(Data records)
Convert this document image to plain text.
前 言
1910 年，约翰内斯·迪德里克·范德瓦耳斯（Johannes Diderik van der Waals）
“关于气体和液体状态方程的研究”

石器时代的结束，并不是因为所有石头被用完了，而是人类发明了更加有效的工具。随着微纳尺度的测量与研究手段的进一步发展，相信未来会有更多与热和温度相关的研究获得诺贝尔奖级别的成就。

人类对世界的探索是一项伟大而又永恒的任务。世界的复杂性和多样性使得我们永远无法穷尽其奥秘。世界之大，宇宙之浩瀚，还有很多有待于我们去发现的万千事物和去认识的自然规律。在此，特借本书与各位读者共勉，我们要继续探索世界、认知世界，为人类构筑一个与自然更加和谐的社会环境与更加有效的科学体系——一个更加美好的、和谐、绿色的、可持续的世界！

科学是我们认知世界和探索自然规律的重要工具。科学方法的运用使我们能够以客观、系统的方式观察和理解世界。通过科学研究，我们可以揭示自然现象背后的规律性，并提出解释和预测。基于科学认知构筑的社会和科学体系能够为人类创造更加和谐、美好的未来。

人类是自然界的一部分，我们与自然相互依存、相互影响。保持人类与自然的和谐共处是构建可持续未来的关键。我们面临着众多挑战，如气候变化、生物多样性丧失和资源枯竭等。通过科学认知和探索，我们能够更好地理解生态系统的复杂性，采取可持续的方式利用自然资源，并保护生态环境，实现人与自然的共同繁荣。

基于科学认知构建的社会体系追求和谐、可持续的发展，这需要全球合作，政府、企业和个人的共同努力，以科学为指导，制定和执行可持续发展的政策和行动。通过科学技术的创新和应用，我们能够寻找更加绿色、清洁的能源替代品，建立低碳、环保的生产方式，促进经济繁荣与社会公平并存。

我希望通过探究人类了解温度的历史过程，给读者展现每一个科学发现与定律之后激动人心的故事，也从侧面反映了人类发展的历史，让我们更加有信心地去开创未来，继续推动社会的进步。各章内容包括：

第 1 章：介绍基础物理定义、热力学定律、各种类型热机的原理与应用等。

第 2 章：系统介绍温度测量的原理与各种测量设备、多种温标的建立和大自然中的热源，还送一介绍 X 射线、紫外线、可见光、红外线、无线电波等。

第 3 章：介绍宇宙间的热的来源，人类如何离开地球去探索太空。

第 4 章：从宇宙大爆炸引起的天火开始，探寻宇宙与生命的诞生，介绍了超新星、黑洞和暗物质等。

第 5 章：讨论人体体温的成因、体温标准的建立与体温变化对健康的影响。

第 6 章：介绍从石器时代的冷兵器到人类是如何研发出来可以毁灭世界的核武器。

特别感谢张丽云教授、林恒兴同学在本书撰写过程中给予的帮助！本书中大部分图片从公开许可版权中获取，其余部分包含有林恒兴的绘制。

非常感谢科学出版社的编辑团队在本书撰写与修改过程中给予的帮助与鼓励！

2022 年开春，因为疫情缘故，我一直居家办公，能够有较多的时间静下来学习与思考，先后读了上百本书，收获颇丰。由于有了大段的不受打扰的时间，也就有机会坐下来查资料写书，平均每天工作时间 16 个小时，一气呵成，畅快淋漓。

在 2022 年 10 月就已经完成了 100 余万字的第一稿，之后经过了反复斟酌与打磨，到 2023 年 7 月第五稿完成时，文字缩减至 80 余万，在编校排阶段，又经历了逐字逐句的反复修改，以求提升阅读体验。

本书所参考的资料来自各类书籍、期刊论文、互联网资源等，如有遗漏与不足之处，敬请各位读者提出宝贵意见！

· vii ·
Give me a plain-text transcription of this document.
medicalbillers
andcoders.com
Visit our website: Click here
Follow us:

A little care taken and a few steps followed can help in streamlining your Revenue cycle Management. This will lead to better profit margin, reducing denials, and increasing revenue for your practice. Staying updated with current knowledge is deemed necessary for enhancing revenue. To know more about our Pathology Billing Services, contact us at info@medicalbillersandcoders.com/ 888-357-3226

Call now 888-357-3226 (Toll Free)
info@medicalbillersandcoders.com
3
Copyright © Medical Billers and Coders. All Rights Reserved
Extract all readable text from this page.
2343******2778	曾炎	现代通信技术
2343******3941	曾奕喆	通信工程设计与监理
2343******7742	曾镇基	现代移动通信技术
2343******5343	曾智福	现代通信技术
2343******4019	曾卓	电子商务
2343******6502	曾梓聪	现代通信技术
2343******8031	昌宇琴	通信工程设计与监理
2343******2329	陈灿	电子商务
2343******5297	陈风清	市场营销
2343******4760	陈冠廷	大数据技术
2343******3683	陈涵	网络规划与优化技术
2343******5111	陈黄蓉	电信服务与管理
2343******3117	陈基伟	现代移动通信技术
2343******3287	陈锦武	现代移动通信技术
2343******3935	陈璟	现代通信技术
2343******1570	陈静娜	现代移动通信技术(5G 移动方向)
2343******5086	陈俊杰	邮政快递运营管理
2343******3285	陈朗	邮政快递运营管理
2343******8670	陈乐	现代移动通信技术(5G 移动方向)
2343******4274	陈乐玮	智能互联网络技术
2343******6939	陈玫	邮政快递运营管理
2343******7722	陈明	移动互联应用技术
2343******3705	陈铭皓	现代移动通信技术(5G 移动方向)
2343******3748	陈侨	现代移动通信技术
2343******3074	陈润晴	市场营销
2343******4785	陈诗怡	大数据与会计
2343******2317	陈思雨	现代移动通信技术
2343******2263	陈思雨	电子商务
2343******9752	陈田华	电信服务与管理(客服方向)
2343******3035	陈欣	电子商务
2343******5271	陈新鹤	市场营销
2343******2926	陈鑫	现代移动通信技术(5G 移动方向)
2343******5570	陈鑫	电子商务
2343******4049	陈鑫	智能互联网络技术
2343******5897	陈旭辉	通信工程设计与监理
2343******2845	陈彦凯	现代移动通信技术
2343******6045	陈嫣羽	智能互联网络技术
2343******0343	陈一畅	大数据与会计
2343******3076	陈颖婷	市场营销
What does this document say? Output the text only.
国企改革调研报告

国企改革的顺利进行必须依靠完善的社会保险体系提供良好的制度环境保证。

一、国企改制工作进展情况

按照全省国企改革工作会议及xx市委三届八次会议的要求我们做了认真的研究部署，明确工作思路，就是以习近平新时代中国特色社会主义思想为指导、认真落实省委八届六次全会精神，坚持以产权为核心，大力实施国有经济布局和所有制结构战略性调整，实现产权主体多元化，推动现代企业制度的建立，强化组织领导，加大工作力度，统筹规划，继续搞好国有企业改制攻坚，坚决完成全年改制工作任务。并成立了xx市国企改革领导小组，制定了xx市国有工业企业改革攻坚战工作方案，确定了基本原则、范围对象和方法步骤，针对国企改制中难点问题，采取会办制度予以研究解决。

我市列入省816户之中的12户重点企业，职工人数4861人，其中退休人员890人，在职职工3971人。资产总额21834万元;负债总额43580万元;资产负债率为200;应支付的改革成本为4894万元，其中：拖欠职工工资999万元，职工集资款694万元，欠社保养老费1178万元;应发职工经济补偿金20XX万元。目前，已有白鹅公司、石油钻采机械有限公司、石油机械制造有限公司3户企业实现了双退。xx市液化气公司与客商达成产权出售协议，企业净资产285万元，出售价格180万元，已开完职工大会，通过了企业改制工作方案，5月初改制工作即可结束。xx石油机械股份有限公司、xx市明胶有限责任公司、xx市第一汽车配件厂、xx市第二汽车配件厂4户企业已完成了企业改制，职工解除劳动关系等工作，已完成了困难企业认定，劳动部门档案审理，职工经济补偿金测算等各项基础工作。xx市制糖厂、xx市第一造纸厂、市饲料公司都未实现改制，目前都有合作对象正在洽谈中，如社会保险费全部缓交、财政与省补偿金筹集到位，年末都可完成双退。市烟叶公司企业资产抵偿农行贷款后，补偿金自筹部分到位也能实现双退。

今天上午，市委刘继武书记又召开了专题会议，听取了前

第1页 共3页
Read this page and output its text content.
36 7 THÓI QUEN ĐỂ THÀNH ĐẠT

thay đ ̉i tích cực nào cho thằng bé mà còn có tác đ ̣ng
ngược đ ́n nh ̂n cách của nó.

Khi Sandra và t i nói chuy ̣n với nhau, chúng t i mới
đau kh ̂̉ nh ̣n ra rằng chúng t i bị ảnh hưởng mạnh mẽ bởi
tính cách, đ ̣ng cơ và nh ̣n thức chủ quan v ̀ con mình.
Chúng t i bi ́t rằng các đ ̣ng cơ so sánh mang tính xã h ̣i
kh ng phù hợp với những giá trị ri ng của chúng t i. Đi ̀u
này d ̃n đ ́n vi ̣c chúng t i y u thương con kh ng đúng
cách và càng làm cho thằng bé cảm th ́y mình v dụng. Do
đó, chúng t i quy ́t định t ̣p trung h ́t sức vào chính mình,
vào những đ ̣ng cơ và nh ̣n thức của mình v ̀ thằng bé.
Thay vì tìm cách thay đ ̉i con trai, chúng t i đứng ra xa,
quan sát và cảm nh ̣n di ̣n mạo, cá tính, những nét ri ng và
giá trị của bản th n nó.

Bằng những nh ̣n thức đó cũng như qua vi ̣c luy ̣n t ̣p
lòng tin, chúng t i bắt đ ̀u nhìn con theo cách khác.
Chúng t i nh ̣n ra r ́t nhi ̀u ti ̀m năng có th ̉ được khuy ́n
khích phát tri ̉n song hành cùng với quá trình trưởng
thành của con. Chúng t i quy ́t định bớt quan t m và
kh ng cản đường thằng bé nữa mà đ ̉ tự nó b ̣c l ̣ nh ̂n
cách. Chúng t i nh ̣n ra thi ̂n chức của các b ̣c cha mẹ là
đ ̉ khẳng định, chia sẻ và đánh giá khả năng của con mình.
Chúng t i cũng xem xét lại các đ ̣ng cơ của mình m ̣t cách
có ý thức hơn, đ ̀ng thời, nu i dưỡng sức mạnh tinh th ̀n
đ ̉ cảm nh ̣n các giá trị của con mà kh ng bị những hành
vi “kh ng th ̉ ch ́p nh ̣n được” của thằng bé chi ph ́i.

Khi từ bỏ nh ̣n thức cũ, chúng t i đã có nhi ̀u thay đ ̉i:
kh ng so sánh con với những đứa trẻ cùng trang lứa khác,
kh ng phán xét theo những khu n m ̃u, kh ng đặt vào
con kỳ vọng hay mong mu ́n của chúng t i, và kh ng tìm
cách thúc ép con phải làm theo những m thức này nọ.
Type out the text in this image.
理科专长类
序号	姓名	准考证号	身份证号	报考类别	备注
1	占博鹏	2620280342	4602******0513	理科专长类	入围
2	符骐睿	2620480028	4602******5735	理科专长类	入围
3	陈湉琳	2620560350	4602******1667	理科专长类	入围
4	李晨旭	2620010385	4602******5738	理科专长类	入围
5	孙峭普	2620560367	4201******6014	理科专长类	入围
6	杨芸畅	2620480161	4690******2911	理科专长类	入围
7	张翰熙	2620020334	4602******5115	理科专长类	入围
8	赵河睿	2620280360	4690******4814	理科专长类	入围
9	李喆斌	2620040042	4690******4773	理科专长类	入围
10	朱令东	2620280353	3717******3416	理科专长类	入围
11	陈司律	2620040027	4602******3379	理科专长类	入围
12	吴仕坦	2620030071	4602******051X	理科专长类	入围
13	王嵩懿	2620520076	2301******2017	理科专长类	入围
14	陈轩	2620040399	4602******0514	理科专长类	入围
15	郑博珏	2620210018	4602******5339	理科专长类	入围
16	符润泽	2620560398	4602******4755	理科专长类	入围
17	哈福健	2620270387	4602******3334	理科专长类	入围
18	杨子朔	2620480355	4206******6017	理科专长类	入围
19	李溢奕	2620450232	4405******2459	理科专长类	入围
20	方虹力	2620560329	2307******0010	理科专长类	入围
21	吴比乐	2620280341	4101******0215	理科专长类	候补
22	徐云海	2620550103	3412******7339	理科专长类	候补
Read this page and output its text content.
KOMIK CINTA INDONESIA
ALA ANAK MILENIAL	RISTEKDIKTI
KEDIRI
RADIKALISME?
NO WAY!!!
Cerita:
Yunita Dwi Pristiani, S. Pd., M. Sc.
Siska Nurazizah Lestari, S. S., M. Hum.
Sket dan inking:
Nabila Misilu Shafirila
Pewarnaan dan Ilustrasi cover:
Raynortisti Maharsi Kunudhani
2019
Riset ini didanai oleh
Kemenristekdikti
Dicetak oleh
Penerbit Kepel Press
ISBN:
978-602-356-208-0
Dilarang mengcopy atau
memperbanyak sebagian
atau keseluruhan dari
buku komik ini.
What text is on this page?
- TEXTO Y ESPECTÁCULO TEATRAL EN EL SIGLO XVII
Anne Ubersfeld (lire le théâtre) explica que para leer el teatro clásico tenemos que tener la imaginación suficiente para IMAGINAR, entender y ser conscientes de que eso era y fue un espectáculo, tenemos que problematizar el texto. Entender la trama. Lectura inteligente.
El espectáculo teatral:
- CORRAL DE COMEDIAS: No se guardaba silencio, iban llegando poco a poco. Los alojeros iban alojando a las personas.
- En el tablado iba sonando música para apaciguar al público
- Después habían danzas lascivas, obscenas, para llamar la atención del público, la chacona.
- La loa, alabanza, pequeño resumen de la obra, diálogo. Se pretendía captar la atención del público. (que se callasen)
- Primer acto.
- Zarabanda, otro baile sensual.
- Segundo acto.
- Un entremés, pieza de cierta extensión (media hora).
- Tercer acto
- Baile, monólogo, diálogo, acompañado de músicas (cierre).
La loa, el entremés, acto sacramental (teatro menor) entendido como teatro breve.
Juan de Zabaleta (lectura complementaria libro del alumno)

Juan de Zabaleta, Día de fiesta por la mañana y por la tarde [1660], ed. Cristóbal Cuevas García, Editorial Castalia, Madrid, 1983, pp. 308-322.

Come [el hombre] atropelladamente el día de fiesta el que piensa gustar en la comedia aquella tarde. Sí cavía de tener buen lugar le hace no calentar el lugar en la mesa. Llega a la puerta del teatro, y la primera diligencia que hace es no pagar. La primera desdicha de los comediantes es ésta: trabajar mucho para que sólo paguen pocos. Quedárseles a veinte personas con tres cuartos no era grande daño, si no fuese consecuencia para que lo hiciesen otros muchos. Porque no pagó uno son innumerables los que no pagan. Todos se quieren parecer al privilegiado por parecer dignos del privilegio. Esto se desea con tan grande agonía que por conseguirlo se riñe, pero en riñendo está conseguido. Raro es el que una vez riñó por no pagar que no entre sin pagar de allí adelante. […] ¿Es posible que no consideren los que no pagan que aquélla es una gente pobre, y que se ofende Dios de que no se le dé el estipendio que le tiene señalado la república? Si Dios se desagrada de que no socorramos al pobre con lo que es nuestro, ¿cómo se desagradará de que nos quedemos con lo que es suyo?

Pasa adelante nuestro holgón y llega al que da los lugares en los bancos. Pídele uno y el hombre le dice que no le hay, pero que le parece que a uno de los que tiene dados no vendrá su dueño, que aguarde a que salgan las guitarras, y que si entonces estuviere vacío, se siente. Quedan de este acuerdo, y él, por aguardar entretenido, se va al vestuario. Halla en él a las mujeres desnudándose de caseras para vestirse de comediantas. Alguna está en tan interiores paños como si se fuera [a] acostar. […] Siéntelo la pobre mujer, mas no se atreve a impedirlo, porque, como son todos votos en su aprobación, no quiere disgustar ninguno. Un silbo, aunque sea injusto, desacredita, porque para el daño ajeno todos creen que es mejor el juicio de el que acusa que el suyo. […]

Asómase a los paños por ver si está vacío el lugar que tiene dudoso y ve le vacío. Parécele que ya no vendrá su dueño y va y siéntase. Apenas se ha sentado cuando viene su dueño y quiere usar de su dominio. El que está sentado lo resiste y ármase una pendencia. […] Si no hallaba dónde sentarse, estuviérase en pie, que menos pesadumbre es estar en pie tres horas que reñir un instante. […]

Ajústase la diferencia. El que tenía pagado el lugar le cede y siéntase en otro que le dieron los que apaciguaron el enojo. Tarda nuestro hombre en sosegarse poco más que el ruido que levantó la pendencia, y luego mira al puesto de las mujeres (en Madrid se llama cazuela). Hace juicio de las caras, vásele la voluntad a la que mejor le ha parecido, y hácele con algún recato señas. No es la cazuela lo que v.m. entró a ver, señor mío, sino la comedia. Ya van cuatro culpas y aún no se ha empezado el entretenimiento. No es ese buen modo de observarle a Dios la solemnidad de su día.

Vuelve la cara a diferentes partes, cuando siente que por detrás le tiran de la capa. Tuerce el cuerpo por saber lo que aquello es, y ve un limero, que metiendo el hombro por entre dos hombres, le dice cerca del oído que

> **WHAT IS REQUIRED**
Copy every line of the entries above in which "image" occurs.

> **EXERCISE RESULT**
Convert this document image to plain text.
Type out the text in this image.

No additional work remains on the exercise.